• **Task statement**: In the listing that follows, count every line with the word "нужд" in it and write only the total.

• **Extracted records**:

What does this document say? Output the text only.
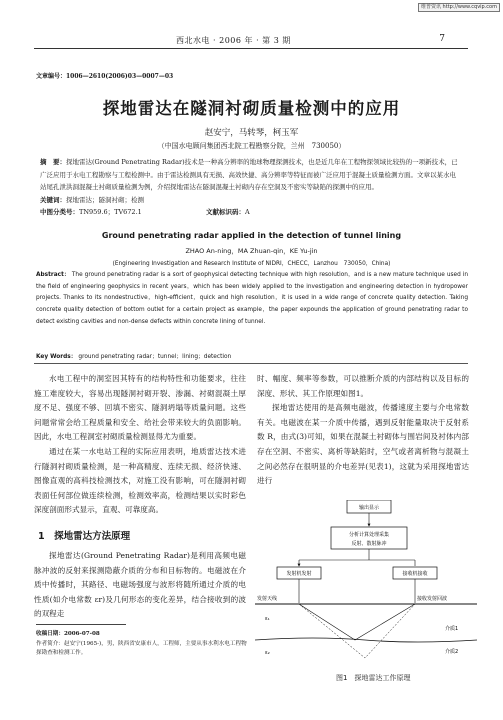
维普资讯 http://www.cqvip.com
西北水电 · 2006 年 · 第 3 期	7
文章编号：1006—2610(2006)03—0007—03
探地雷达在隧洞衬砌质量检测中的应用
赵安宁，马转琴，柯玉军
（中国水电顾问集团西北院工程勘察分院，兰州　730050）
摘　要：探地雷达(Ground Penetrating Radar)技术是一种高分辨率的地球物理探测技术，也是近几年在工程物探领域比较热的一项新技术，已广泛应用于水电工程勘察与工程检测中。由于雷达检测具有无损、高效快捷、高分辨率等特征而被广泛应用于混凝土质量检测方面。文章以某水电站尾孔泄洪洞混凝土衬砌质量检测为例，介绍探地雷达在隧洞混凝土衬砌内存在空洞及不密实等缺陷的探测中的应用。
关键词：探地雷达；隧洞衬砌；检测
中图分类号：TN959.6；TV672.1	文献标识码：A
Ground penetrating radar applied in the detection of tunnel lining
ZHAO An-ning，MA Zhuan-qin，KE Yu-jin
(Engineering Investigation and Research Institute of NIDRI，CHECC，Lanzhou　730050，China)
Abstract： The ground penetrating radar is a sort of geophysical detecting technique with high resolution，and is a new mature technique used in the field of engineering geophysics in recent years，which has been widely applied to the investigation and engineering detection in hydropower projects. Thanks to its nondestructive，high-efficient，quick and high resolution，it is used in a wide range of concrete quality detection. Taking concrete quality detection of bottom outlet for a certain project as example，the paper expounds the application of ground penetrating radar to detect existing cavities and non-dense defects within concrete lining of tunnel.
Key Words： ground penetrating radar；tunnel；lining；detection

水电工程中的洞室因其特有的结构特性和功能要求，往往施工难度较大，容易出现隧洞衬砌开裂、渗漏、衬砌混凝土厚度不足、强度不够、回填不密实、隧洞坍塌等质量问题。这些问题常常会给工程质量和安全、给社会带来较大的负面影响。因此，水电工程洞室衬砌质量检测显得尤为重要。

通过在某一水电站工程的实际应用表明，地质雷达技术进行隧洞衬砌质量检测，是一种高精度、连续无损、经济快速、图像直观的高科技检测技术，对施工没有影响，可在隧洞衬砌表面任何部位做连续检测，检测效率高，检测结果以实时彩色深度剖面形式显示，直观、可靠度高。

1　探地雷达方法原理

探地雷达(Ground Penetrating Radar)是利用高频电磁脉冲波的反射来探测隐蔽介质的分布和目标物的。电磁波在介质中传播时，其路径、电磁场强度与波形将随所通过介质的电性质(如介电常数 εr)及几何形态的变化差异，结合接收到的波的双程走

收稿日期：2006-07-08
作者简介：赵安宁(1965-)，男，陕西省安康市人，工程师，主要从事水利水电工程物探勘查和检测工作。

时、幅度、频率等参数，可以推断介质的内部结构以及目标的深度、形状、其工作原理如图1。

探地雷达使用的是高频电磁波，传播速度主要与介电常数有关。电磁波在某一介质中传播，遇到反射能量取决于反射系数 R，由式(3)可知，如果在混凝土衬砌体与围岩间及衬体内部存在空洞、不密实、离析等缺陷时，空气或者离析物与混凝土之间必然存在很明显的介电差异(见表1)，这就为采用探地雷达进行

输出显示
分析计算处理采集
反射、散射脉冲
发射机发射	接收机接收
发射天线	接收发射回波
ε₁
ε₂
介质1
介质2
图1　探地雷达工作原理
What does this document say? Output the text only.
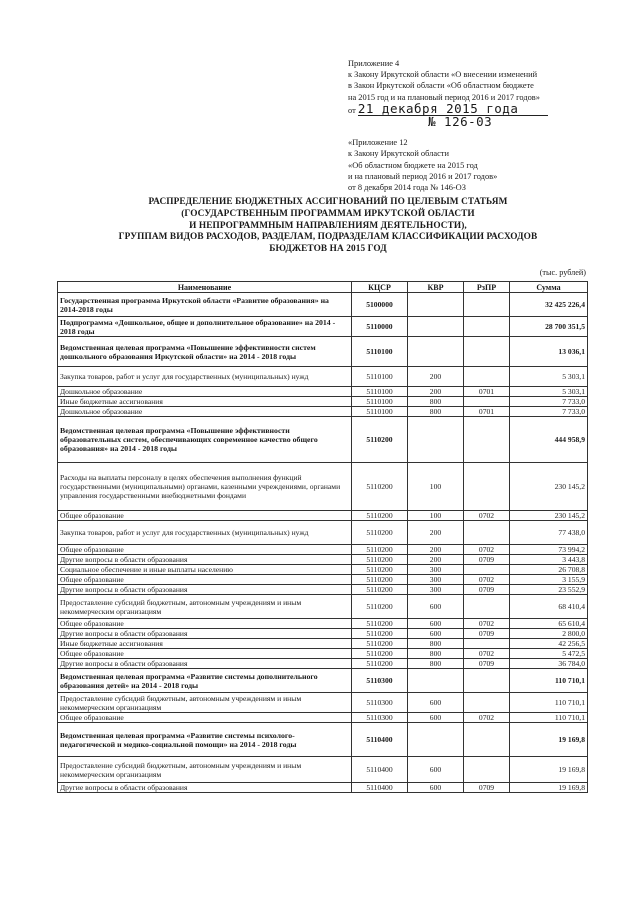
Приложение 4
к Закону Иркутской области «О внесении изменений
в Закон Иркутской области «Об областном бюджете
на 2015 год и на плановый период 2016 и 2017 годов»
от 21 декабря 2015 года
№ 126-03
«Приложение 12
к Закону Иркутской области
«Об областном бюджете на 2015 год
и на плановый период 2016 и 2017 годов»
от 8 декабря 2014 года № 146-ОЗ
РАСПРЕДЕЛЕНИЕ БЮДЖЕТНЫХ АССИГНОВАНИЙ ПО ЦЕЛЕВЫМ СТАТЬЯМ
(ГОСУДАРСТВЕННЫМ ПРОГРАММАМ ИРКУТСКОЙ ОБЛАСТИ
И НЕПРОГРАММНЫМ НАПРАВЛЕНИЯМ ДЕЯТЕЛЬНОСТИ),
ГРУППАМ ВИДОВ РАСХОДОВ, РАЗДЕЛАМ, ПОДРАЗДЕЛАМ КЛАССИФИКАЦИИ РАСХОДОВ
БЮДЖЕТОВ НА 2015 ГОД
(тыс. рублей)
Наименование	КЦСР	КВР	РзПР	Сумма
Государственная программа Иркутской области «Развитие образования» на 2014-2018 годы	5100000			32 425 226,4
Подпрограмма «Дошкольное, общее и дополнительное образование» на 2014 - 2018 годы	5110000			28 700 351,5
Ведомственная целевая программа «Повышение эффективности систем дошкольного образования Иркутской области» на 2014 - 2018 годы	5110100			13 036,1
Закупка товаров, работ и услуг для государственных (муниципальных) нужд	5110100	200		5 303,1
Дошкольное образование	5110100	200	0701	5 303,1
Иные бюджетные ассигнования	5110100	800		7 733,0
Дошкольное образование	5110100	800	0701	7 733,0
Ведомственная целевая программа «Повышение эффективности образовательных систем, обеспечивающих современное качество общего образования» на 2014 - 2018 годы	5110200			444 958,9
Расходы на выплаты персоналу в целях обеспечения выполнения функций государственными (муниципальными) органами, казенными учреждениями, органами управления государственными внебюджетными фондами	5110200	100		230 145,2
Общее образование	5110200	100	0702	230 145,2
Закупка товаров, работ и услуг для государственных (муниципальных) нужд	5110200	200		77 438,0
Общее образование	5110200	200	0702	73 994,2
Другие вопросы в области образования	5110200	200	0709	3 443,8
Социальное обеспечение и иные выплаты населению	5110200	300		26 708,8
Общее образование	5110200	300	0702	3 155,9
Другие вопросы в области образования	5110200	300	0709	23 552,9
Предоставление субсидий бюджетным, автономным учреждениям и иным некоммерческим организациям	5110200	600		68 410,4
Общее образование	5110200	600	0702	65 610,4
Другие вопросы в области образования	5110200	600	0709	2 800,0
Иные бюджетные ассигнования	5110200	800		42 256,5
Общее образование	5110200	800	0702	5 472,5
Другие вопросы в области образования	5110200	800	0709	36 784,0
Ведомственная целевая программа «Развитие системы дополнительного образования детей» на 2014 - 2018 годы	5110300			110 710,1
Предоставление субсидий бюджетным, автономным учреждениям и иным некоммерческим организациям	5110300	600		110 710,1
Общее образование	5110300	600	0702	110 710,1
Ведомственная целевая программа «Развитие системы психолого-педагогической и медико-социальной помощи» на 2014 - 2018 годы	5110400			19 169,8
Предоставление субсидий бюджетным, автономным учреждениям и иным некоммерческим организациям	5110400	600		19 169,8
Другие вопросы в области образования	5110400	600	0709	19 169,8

==

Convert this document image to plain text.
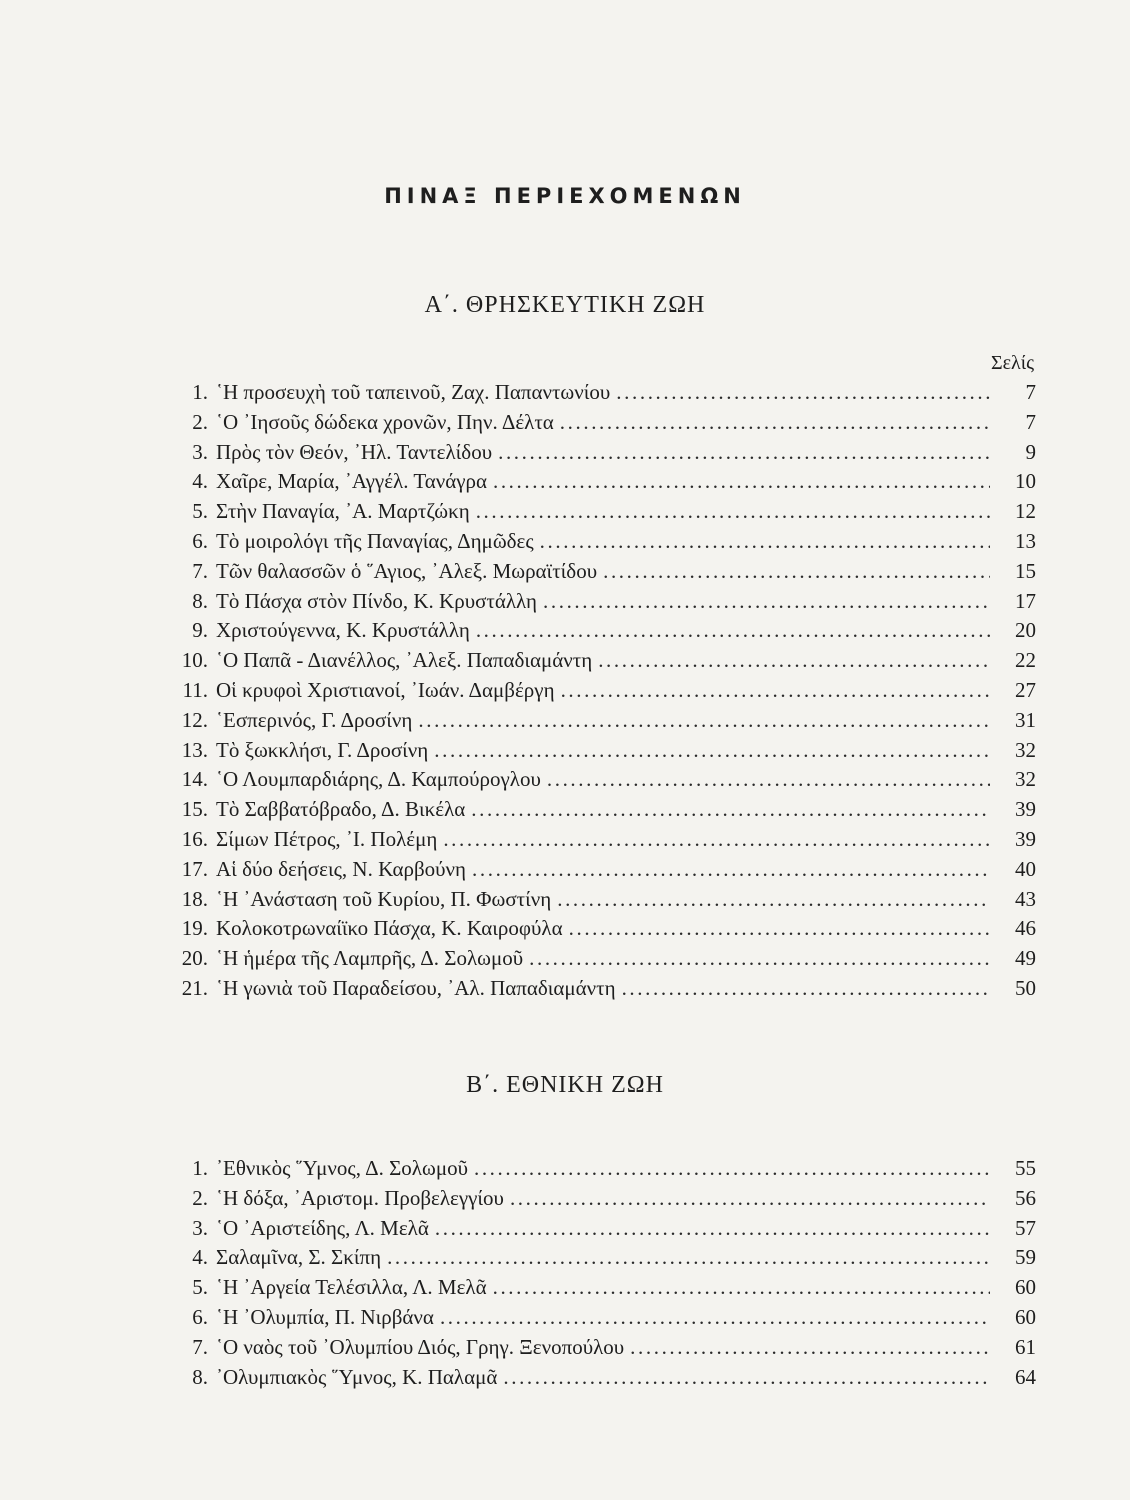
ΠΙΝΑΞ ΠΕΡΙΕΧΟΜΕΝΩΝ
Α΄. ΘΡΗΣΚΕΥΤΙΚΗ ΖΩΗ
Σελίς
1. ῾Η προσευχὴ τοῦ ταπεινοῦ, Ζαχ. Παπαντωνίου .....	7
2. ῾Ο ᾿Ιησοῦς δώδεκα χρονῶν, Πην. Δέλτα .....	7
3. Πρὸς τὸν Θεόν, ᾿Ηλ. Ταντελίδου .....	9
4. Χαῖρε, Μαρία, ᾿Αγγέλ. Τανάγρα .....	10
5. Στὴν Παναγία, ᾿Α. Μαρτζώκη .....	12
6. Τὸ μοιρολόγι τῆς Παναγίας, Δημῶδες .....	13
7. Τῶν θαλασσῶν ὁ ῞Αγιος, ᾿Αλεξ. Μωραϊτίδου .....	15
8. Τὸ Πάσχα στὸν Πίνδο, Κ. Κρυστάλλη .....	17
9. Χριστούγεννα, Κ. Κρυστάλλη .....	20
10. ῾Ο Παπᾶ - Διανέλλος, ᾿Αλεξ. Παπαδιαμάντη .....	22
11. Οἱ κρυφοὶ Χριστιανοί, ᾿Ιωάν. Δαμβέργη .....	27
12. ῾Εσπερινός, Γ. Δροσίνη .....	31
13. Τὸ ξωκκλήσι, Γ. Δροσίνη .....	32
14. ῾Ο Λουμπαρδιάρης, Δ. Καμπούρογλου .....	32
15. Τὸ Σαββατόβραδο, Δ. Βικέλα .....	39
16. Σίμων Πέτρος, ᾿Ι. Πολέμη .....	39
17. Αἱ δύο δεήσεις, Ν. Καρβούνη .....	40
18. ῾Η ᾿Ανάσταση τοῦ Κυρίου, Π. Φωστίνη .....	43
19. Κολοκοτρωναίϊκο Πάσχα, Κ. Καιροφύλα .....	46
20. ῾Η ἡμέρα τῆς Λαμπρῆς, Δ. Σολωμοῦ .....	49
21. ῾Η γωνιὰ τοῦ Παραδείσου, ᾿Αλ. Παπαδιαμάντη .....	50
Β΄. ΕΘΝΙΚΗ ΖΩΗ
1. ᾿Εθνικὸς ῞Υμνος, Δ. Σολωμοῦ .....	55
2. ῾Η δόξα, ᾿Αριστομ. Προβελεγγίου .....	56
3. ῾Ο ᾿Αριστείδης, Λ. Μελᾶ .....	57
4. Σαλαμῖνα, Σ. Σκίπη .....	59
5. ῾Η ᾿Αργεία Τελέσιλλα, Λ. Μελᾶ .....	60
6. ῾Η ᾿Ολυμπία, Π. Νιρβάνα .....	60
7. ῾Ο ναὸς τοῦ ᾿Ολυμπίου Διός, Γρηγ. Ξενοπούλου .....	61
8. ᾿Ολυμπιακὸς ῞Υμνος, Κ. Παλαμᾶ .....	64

• **Result for this task**: 2